## Source data
=====
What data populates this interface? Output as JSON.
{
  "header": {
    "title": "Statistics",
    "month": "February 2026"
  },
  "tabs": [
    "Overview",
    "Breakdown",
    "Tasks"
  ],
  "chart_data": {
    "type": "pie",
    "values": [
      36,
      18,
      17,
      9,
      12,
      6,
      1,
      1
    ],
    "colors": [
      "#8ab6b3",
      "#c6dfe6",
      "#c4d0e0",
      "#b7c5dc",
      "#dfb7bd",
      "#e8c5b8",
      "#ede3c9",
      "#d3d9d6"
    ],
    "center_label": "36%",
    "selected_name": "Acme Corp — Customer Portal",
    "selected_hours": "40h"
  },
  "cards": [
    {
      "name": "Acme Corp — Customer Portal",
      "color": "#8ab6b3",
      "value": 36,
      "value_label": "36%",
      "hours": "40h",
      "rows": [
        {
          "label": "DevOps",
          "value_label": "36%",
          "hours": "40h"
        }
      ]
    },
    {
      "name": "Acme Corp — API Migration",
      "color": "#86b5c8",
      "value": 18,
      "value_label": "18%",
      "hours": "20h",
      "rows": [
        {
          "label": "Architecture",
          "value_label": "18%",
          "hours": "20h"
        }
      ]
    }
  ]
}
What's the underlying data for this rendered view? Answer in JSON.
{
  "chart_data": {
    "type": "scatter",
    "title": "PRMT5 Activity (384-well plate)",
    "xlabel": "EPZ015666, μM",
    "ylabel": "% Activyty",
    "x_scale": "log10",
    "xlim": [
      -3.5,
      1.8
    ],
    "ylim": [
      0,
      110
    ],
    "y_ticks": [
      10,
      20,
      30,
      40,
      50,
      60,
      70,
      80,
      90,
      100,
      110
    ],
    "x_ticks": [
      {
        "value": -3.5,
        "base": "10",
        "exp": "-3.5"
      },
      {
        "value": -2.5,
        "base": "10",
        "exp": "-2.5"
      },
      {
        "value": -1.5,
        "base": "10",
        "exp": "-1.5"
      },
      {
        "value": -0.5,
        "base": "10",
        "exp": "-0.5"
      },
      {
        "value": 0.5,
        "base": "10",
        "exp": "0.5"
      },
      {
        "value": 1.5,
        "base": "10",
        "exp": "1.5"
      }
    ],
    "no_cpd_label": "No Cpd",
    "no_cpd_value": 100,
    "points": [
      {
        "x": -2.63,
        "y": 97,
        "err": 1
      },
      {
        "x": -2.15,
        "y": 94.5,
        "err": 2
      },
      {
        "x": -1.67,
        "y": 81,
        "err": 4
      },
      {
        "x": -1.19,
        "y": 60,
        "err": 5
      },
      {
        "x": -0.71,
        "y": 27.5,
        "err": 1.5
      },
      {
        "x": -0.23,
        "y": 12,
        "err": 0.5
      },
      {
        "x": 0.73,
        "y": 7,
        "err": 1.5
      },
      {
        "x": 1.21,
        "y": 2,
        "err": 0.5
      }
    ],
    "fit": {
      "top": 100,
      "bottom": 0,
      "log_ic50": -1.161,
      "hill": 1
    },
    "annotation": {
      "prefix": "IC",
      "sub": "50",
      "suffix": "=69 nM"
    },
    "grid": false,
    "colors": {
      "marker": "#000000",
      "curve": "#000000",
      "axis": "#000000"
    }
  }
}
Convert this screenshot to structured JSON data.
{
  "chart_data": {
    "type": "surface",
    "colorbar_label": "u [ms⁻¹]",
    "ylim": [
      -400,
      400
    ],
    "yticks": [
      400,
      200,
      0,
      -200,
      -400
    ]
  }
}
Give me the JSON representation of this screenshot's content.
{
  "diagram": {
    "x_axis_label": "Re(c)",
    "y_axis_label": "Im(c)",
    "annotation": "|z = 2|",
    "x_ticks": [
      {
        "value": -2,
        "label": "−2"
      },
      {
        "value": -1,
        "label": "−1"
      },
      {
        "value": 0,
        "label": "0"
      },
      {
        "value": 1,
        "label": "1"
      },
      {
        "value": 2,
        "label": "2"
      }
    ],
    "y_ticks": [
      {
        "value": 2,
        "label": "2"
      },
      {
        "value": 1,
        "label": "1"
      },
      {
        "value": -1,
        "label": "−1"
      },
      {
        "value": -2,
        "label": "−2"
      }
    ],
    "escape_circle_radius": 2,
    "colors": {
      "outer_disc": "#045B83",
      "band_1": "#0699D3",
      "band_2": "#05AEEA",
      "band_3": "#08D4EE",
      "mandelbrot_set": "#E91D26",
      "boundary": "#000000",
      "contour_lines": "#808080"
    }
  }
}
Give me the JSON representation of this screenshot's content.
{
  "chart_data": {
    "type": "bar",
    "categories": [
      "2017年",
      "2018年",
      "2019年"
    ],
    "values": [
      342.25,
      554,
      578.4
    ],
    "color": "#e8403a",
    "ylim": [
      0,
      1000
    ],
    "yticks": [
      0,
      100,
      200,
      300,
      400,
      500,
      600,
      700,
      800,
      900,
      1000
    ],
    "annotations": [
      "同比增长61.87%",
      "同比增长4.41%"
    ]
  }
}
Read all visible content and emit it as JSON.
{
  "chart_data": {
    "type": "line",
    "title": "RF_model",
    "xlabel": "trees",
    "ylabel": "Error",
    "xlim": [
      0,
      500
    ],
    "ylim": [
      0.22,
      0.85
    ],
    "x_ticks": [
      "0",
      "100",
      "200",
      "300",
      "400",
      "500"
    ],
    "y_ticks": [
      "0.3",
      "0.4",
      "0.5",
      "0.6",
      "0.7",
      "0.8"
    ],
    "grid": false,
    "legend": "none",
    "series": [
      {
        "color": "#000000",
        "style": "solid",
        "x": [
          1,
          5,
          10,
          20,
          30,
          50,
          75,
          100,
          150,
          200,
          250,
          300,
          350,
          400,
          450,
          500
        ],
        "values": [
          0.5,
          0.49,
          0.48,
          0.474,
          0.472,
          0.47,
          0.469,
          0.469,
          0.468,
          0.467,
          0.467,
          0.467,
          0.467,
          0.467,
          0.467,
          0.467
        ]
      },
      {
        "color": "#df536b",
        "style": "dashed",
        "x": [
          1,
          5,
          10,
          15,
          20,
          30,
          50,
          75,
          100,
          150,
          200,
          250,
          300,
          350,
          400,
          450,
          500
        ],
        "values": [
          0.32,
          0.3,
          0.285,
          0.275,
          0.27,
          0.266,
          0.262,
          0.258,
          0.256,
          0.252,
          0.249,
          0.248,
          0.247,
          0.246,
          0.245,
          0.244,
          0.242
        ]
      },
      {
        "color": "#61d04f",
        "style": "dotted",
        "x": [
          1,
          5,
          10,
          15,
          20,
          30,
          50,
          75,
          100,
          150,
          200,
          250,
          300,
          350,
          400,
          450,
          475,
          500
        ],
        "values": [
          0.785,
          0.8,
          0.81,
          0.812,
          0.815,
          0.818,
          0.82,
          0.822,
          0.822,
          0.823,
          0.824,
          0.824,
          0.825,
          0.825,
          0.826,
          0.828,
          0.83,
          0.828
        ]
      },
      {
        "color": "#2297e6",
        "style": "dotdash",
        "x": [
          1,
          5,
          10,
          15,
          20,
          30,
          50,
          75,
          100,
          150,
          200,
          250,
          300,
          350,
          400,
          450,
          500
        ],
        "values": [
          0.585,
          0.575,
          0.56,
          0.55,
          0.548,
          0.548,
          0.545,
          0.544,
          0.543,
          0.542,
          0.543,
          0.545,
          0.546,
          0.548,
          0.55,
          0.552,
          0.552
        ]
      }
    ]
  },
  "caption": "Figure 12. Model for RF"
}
=====
## Brief
Transcribe every entry verbatim.

## The solution
What data populates this interface? Output as JSON.
{
  "header": {
    "title": "Statistics",
    "month": "February 2026"
  },
  "tabs": [
    "Overview",
    "Breakdown",
    "Tasks"
  ],
  "chart_data": {
    "type": "pie",
    "values": [
      36,
      18,
      17,
      9,
      12,
      6,
      1,
      1
    ],
    "colors": [
      "#8ab6b3",
      "#c6dfe6",
      "#c4d0e0",
      "#b7c5dc",
      "#dfb7bd",
      "#e8c5b8",
      "#ede3c9",
      "#d3d9d6"
    ],
    "center_label": "36%",
    "selected_name": "Acme Corp — Customer Portal",
    "selected_hours": "40h"
  },
  "cards": [
    {
      "name": "Acme Corp — Customer Portal",
      "color": "#8ab6b3",
      "value": 36,
      "value_label": "36%",
      "hours": "40h",
      "rows": [
        {
          "label": "DevOps",
          "value_label": "36%",
          "hours": "40h"
        }
      ]
    },
    {
      "name": "Acme Corp — API Migration",
      "color": "#86b5c8",
      "value": 18,
      "value_label": "18%",
      "hours": "20h",
      "rows": [
        {
          "label": "Architecture",
          "value_label": "18%",
          "hours": "20h"
        }
      ]
    }
  ]
}
What's the underlying data for this rendered view? Answer in JSON.
{
  "chart_data": {
    "type": "scatter",
    "title": "PRMT5 Activity (384-well plate)",
    "xlabel": "EPZ015666, μM",
    "ylabel": "% Activyty",
    "x_scale": "log10",
    "xlim": [
      -3.5,
      1.8
    ],
    "ylim": [
      0,
      110
    ],
    "y_ticks": [
      10,
      20,
      30,
      40,
      50,
      60,
      70,
      80,
      90,
      100,
      110
    ],
    "x_ticks": [
      {
        "value": -3.5,
        "base": "10",
        "exp": "-3.5"
      },
      {
        "value": -2.5,
        "base": "10",
        "exp": "-2.5"
      },
      {
        "value": -1.5,
        "base": "10",
        "exp": "-1.5"
      },
      {
        "value": -0.5,
        "base": "10",
        "exp": "-0.5"
      },
      {
        "value": 0.5,
        "base": "10",
        "exp": "0.5"
      },
      {
        "value": 1.5,
        "base": "10",
        "exp": "1.5"
      }
    ],
    "no_cpd_label": "No Cpd",
    "no_cpd_value": 100,
    "points": [
      {
        "x": -2.63,
        "y": 97,
        "err": 1
      },
      {
        "x": -2.15,
        "y": 94.5,
        "err": 2
      },
      {
        "x": -1.67,
        "y": 81,
        "err": 4
      },
      {
        "x": -1.19,
        "y": 60,
        "err": 5
      },
      {
        "x": -0.71,
        "y": 27.5,
        "err": 1.5
      },
      {
        "x": -0.23,
        "y": 12,
        "err": 0.5
      },
      {
        "x": 0.73,
        "y": 7,
        "err": 1.5
      },
      {
        "x": 1.21,
        "y": 2,
        "err": 0.5
      }
    ],
    "fit": {
      "top": 100,
      "bottom": 0,
      "log_ic50": -1.161,
      "hill": 1
    },
    "annotation": {
      "prefix": "IC",
      "sub": "50",
      "suffix": "=69 nM"
    },
    "grid": false,
    "colors": {
      "marker": "#000000",
      "curve": "#000000",
      "axis": "#000000"
    }
  }
}
Convert this screenshot to structured JSON data.
{
  "chart_data": {
    "type": "surface",
    "colorbar_label": "u [ms⁻¹]",
    "ylim": [
      -400,
      400
    ],
    "yticks": [
      400,
      200,
      0,
      -200,
      -400
    ]
  }
}
Give me the JSON representation of this screenshot's content.
{
  "diagram": {
    "x_axis_label": "Re(c)",
    "y_axis_label": "Im(c)",
    "annotation": "|z = 2|",
    "x_ticks": [
      {
        "value": -2,
        "label": "−2"
      },
      {
        "value": -1,
        "label": "−1"
      },
      {
        "value": 0,
        "label": "0"
      },
      {
        "value": 1,
        "label": "1"
      },
      {
        "value": 2,
        "label": "2"
      }
    ],
    "y_ticks": [
      {
        "value": 2,
        "label": "2"
      },
      {
        "value": 1,
        "label": "1"
      },
      {
        "value": -1,
        "label": "−1"
      },
      {
        "value": -2,
        "label": "−2"
      }
    ],
    "escape_circle_radius": 2,
    "colors": {
      "outer_disc": "#045B83",
      "band_1": "#0699D3",
      "band_2": "#05AEEA",
      "band_3": "#08D4EE",
      "mandelbrot_set": "#E91D26",
      "boundary": "#000000",
      "contour_lines": "#808080"
    }
  }
}
Give me the JSON representation of this screenshot's content.
{
  "chart_data": {
    "type": "bar",
    "categories": [
      "2017年",
      "2018年",
      "2019年"
    ],
    "values": [
      342.25,
      554,
      578.4
    ],
    "color": "#e8403a",
    "ylim": [
      0,
      1000
    ],
    "yticks": [
      0,
      100,
      200,
      300,
      400,
      500,
      600,
      700,
      800,
      900,
      1000
    ],
    "annotations": [
      "同比增长61.87%",
      "同比增长4.41%"
    ]
  }
}
Read all visible content and emit it as JSON.
{
  "chart_data": {
    "type": "line",
    "title": "RF_model",
    "xlabel": "trees",
    "ylabel": "Error",
    "xlim": [
      0,
      500
    ],
    "ylim": [
      0.22,
      0.85
    ],
    "x_ticks": [
      "0",
      "100",
      "200",
      "300",
      "400",
      "500"
    ],
    "y_ticks": [
      "0.3",
      "0.4",
      "0.5",
      "0.6",
      "0.7",
      "0.8"
    ],
    "grid": false,
    "legend": "none",
    "series": [
      {
        "color": "#000000",
        "style": "solid",
        "x": [
          1,
          5,
          10,
          20,
          30,
          50,
          75,
          100,
          150,
          200,
          250,
          300,
          350,
          400,
          450,
          500
        ],
        "values": [
          0.5,
          0.49,
          0.48,
          0.474,
          0.472,
          0.47,
          0.469,
          0.469,
          0.468,
          0.467,
          0.467,
          0.467,
          0.467,
          0.467,
          0.467,
          0.467
        ]
      },
      {
        "color": "#df536b",
        "style": "dashed",
        "x": [
          1,
          5,
          10,
          15,
          20,
          30,
          50,
          75,
          100,
          150,
          200,
          250,
          300,
          350,
          400,
          450,
          500
        ],
        "values": [
          0.32,
          0.3,
          0.285,
          0.275,
          0.27,
          0.266,
          0.262,
          0.258,
          0.256,
          0.252,
          0.249,
          0.248,
          0.247,
          0.246,
          0.245,
          0.244,
          0.242
        ]
      },
      {
        "color": "#61d04f",
        "style": "dotted",
        "x": [
          1,
          5,
          10,
          15,
          20,
          30,
          50,
          75,
          100,
          150,
          200,
          250,
          300,
          350,
          400,
          450,
          475,
          500
        ],
        "values": [
          0.785,
          0.8,
          0.81,
          0.812,
          0.815,
          0.818,
          0.82,
          0.822,
          0.822,
          0.823,
          0.824,
          0.824,
          0.825,
          0.825,
          0.826,
          0.828,
          0.83,
          0.828
        ]
      },
      {
        "color": "#2297e6",
        "style": "dotdash",
        "x": [
          1,
          5,
          10,
          15,
          20,
          30,
          50,
          75,
          100,
          150,
          200,
          250,
          300,
          350,
          400,
          450,
          500
        ],
        "values": [
          0.585,
          0.575,
          0.56,
          0.55,
          0.548,
          0.548,
          0.545,
          0.544,
          0.543,
          0.542,
          0.543,
          0.545,
          0.546,
          0.548,
          0.55,
          0.552,
          0.552
        ]
      }
    ]
  },
  "caption": "Figure 12. Model for RF"
}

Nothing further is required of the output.